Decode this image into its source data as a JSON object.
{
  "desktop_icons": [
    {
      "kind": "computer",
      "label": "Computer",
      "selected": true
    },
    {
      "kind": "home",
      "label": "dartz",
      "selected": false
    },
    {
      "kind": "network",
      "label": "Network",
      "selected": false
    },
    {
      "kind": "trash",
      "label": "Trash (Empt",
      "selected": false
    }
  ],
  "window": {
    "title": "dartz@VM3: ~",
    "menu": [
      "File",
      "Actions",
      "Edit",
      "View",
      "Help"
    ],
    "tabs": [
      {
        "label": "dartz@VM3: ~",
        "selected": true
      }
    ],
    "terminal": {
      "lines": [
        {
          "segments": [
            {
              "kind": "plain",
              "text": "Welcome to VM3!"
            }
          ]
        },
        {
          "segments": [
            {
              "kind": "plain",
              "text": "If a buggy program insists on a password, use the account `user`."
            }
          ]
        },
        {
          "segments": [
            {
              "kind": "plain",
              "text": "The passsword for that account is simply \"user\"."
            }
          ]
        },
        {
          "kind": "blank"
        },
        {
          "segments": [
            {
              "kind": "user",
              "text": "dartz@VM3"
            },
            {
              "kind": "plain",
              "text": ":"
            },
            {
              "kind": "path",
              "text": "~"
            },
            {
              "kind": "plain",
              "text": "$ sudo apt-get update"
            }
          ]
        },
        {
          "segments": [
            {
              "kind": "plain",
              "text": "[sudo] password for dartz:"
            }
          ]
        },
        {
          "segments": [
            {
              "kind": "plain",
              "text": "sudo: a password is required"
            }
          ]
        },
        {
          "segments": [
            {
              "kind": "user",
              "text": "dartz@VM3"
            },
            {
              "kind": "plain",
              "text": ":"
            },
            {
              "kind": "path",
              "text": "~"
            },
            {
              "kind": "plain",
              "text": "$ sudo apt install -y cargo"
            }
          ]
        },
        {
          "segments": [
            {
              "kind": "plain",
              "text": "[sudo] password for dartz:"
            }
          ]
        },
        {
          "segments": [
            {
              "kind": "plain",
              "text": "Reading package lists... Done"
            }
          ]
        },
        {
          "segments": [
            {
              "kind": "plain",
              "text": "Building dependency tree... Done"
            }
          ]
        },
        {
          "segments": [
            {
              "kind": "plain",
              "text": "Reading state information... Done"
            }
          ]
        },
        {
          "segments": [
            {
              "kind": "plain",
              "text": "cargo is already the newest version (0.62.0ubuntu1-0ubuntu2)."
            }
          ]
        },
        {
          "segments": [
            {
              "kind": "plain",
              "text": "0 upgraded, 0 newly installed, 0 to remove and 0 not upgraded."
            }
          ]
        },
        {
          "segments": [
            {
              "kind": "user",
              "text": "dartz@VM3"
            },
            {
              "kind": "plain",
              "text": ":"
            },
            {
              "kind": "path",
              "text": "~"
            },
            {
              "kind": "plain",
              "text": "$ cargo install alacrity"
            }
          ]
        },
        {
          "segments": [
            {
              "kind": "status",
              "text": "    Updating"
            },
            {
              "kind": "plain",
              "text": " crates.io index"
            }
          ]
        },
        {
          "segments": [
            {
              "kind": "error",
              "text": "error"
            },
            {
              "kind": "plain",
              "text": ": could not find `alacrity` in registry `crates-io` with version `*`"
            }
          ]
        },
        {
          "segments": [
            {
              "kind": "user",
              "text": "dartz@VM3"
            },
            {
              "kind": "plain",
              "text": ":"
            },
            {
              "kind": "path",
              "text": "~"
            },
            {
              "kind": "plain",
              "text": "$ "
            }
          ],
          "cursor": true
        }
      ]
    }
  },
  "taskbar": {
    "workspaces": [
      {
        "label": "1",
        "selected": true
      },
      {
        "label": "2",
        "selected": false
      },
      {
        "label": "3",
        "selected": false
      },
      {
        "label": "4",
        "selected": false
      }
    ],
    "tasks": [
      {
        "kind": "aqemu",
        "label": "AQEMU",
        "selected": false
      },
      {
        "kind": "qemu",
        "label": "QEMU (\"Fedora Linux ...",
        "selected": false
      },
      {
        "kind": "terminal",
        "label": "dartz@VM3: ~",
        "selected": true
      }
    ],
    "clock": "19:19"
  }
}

***

• **Required work**: Copy down the material exactly as written.

• **Answer for the task**:
Decode this image into its source data as a JSON object.
{
  "desktop_icons": [
    {
      "kind": "computer",
      "label": "Computer",
      "selected": true
    },
    {
      "kind": "home",
      "label": "dartz",
      "selected": false
    },
    {
      "kind": "network",
      "label": "Network",
      "selected": false
    },
    {
      "kind": "trash",
      "label": "Trash (Empt",
      "selected": false
    }
  ],
  "window": {
    "title": "dartz@VM3: ~",
    "menu": [
      "File",
      "Actions",
      "Edit",
      "View",
      "Help"
    ],
    "tabs": [
      {
        "label": "dartz@VM3: ~",
        "selected": true
      }
    ],
    "terminal": {
      "lines": [
        {
          "segments": [
            {
              "kind": "plain",
              "text": "Welcome to VM3!"
            }
          ]
        },
        {
          "segments": [
            {
              "kind": "plain",
              "text": "If a buggy program insists on a password, use the account `user`."
            }
          ]
        },
        {
          "segments": [
            {
              "kind": "plain",
              "text": "The passsword for that account is simply \"user\"."
            }
          ]
        },
        {
          "kind": "blank"
        },
        {
          "segments": [
            {
              "kind": "user",
              "text": "dartz@VM3"
            },
            {
              "kind": "plain",
              "text": ":"
            },
            {
              "kind": "path",
              "text": "~"
            },
            {
              "kind": "plain",
              "text": "$ sudo apt-get update"
            }
          ]
        },
        {
          "segments": [
            {
              "kind": "plain",
              "text": "[sudo] password for dartz:"
            }
          ]
        },
        {
          "segments": [
            {
              "kind": "plain",
              "text": "sudo: a password is required"
            }
          ]
        },
        {
          "segments": [
            {
              "kind": "user",
              "text": "dartz@VM3"
            },
            {
              "kind": "plain",
              "text": ":"
            },
            {
              "kind": "path",
              "text": "~"
            },
            {
              "kind": "plain",
              "text": "$ sudo apt install -y cargo"
            }
          ]
        },
        {
          "segments": [
            {
              "kind": "plain",
              "text": "[sudo] password for dartz:"
            }
          ]
        },
        {
          "segments": [
            {
              "kind": "plain",
              "text": "Reading package lists... Done"
            }
          ]
        },
        {
          "segments": [
            {
              "kind": "plain",
              "text": "Building dependency tree... Done"
            }
          ]
        },
        {
          "segments": [
            {
              "kind": "plain",
              "text": "Reading state information... Done"
            }
          ]
        },
        {
          "segments": [
            {
              "kind": "plain",
              "text": "cargo is already the newest version (0.62.0ubuntu1-0ubuntu2)."
            }
          ]
        },
        {
          "segments": [
            {
              "kind": "plain",
              "text": "0 upgraded, 0 newly installed, 0 to remove and 0 not upgraded."
            }
          ]
        },
        {
          "segments": [
            {
              "kind": "user",
              "text": "dartz@VM3"
            },
            {
              "kind": "plain",
              "text": ":"
            },
            {
              "kind": "path",
              "text": "~"
            },
            {
              "kind": "plain",
              "text": "$ cargo install alacrity"
            }
          ]
        },
        {
          "segments": [
            {
              "kind": "status",
              "text": "    Updating"
            },
            {
              "kind": "plain",
              "text": " crates.io index"
            }
          ]
        },
        {
          "segments": [
            {
              "kind": "error",
              "text": "error"
            },
            {
              "kind": "plain",
              "text": ": could not find `alacrity` in registry `crates-io` with version `*`"
            }
          ]
        },
        {
          "segments": [
            {
              "kind": "user",
              "text": "dartz@VM3"
            },
            {
              "kind": "plain",
              "text": ":"
            },
            {
              "kind": "path",
              "text": "~"
            },
            {
              "kind": "plain",
              "text": "$ "
            }
          ],
          "cursor": true
        }
      ]
    }
  },
  "taskbar": {
    "workspaces": [
      {
        "label": "1",
        "selected": true
      },
      {
        "label": "2",
        "selected": false
      },
      {
        "label": "3",
        "selected": false
      },
      {
        "label": "4",
        "selected": false
      }
    ],
    "tasks": [
      {
        "kind": "aqemu",
        "label": "AQEMU",
        "selected": false
      },
      {
        "kind": "qemu",
        "label": "QEMU (\"Fedora Linux ...",
        "selected": false
      },
      {
        "kind": "terminal",
        "label": "dartz@VM3: ~",
        "selected": true
      }
    ],
    "clock": "19:19"
  }
}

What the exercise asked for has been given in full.